#### [Your goal]
Search the listing below for the string "muted" and show each line that contains it.

Start of Data

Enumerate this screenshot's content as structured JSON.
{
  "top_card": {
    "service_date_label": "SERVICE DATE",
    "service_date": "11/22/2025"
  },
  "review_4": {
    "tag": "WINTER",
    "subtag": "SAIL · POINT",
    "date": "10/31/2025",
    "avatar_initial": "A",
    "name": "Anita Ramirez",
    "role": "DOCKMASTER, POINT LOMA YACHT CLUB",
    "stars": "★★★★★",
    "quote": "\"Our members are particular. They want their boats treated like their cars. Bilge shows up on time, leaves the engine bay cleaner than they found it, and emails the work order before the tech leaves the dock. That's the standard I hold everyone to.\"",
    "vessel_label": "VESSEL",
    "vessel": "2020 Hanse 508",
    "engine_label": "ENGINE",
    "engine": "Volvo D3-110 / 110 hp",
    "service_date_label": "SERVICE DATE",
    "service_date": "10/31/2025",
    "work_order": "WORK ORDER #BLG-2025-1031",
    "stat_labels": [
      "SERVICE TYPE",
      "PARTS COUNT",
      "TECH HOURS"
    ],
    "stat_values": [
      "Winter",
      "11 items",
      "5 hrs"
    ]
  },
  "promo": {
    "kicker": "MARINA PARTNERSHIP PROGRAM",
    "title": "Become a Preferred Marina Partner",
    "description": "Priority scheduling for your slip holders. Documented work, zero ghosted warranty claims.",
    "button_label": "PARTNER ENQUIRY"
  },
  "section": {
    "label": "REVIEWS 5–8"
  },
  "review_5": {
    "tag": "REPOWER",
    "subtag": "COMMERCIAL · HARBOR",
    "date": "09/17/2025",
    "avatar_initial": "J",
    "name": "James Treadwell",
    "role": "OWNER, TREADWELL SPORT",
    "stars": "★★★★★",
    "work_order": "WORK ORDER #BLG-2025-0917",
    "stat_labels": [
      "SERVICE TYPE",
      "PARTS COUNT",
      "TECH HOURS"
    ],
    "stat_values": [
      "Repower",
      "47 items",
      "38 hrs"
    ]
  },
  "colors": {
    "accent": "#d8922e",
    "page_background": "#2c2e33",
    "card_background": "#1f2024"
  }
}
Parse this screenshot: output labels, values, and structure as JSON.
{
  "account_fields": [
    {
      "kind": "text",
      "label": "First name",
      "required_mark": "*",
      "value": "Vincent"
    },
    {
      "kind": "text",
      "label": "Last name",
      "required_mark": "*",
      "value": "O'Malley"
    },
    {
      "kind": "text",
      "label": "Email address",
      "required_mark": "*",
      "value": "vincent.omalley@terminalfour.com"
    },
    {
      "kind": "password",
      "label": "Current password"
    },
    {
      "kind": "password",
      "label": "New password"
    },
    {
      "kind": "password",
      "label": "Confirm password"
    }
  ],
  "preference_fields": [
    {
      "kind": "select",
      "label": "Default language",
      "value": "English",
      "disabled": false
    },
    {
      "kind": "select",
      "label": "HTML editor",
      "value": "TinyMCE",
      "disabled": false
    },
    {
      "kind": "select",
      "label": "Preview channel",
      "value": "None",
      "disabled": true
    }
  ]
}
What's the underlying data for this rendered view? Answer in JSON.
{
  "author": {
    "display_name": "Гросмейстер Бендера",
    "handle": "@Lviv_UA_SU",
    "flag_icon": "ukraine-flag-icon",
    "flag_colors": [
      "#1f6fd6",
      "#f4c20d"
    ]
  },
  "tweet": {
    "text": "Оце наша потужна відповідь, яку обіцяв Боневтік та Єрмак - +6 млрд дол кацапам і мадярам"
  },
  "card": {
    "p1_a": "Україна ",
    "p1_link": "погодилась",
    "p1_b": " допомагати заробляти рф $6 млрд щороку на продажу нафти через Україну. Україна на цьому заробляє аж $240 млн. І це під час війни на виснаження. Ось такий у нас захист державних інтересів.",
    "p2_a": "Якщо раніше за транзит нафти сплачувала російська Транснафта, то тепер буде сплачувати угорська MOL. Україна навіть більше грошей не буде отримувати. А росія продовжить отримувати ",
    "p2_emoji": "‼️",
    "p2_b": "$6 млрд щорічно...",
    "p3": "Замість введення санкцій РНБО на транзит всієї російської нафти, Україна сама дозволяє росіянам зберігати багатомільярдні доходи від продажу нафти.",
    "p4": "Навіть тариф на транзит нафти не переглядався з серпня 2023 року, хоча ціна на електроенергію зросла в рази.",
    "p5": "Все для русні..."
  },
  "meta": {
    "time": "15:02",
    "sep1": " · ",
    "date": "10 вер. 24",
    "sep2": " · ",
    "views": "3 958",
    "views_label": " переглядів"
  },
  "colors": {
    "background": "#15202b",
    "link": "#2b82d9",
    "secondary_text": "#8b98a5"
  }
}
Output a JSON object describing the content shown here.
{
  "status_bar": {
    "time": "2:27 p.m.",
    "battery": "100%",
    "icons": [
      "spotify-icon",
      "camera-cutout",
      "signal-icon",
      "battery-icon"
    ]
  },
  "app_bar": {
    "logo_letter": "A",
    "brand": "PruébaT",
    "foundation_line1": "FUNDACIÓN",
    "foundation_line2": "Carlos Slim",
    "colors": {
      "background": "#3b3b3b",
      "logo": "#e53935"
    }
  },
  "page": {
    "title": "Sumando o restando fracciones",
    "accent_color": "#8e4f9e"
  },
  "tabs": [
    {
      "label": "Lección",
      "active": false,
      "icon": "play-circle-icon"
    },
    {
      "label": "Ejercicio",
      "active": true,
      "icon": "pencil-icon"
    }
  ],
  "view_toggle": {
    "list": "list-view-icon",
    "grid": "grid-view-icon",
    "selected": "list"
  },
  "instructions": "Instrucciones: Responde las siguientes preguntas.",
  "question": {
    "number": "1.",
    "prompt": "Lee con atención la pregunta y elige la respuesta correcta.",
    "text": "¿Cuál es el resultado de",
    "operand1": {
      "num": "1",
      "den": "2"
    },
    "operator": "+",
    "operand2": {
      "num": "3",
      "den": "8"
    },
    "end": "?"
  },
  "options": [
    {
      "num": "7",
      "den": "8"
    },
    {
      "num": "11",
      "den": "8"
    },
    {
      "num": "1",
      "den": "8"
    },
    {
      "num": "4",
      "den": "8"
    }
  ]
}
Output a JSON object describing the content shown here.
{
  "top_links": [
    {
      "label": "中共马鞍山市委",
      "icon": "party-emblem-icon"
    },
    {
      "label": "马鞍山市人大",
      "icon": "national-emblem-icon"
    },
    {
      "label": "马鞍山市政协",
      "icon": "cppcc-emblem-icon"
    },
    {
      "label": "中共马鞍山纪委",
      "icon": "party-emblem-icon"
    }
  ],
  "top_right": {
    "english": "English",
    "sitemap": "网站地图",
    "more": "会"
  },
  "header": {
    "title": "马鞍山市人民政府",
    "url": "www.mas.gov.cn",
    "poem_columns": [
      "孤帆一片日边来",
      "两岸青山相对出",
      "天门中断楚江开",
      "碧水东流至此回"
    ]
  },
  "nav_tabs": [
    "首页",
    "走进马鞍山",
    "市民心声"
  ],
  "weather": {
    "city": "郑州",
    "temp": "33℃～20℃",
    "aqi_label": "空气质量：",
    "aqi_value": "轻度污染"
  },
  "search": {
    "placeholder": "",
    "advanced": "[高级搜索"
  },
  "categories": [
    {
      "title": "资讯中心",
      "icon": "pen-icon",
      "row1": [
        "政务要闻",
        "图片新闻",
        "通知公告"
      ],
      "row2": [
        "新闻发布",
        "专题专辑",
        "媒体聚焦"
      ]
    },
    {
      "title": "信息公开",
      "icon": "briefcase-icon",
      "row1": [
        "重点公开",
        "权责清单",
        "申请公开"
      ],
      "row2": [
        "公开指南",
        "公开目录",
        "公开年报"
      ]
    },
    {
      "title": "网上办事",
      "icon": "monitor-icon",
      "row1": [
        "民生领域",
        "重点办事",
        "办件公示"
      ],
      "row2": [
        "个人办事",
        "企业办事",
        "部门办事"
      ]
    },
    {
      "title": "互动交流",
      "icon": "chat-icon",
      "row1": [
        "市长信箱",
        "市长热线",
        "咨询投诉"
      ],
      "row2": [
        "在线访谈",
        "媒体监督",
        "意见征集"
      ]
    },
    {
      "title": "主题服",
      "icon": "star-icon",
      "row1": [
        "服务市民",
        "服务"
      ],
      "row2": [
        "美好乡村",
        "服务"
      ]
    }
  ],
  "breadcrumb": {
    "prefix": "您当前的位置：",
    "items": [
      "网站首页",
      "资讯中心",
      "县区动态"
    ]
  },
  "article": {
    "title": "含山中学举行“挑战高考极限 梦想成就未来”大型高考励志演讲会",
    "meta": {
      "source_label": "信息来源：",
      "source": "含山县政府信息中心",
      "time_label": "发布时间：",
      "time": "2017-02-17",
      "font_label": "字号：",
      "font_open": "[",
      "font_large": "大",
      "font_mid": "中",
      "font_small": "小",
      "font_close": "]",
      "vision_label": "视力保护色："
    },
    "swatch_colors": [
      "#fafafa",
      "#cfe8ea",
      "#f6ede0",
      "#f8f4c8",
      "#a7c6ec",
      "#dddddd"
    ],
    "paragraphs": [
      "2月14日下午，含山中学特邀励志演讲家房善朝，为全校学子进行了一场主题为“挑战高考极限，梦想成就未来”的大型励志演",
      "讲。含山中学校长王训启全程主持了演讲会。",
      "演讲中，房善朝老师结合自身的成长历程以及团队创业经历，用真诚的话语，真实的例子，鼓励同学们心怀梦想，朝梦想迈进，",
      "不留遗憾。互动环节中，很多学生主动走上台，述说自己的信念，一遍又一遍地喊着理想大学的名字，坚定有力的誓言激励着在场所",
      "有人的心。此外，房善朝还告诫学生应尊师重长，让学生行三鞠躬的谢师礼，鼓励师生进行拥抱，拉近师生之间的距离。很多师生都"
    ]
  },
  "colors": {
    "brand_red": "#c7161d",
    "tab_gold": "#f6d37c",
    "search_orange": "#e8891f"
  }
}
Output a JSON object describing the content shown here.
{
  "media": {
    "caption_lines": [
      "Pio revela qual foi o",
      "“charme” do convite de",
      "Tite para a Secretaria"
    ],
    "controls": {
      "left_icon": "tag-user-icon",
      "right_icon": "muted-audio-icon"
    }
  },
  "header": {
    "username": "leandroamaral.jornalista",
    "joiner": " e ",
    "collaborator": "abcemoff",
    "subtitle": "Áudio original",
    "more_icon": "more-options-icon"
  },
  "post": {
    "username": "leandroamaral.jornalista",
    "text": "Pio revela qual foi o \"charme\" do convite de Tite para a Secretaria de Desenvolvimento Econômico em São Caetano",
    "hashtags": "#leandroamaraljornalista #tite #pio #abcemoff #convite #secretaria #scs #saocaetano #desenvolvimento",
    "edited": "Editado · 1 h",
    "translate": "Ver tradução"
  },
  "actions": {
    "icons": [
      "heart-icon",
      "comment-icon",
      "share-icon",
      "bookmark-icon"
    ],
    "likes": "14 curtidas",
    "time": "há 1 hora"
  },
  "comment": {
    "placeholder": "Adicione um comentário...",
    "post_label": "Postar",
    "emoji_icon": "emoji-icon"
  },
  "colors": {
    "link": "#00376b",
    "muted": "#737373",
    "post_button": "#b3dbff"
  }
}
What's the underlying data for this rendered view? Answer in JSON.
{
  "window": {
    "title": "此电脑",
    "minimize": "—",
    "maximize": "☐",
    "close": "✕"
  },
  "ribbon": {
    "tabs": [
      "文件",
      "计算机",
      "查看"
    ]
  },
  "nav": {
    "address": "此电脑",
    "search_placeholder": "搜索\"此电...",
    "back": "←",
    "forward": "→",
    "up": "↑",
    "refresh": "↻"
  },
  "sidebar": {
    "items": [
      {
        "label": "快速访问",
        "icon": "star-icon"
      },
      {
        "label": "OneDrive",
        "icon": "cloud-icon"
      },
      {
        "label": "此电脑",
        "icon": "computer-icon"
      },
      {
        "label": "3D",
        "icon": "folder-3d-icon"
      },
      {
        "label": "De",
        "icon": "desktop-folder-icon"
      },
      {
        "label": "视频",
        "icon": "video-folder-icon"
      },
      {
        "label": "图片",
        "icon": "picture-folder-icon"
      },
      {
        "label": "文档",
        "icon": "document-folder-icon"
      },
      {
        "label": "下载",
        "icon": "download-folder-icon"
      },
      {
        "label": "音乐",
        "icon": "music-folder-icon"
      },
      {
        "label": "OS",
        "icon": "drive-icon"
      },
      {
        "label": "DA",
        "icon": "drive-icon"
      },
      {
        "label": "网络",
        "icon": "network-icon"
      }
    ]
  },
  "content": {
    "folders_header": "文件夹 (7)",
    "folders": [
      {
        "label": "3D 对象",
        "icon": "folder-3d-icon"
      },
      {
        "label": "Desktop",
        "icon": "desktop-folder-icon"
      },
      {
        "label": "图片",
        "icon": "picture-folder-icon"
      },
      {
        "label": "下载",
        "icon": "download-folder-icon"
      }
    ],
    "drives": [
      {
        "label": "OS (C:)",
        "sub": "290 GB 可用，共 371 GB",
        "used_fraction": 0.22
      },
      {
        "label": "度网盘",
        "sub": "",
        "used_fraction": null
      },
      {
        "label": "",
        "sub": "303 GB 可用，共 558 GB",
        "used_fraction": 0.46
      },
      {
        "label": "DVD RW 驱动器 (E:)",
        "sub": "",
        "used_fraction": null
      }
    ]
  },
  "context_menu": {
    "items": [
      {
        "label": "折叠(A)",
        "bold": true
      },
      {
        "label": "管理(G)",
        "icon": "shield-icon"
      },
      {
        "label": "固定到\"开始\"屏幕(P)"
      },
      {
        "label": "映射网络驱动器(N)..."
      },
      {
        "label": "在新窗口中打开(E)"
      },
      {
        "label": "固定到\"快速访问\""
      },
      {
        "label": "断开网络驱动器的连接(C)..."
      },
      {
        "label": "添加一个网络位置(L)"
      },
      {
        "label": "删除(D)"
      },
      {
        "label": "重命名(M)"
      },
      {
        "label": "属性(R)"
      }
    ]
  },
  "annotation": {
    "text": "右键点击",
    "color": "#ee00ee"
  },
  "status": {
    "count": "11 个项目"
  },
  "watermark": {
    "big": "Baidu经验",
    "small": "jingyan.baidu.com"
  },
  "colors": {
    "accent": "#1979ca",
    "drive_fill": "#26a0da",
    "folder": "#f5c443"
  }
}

End of Data

#### [Written solution]
      "right_icon": "muted-audio-icon"
    "muted": "#737373",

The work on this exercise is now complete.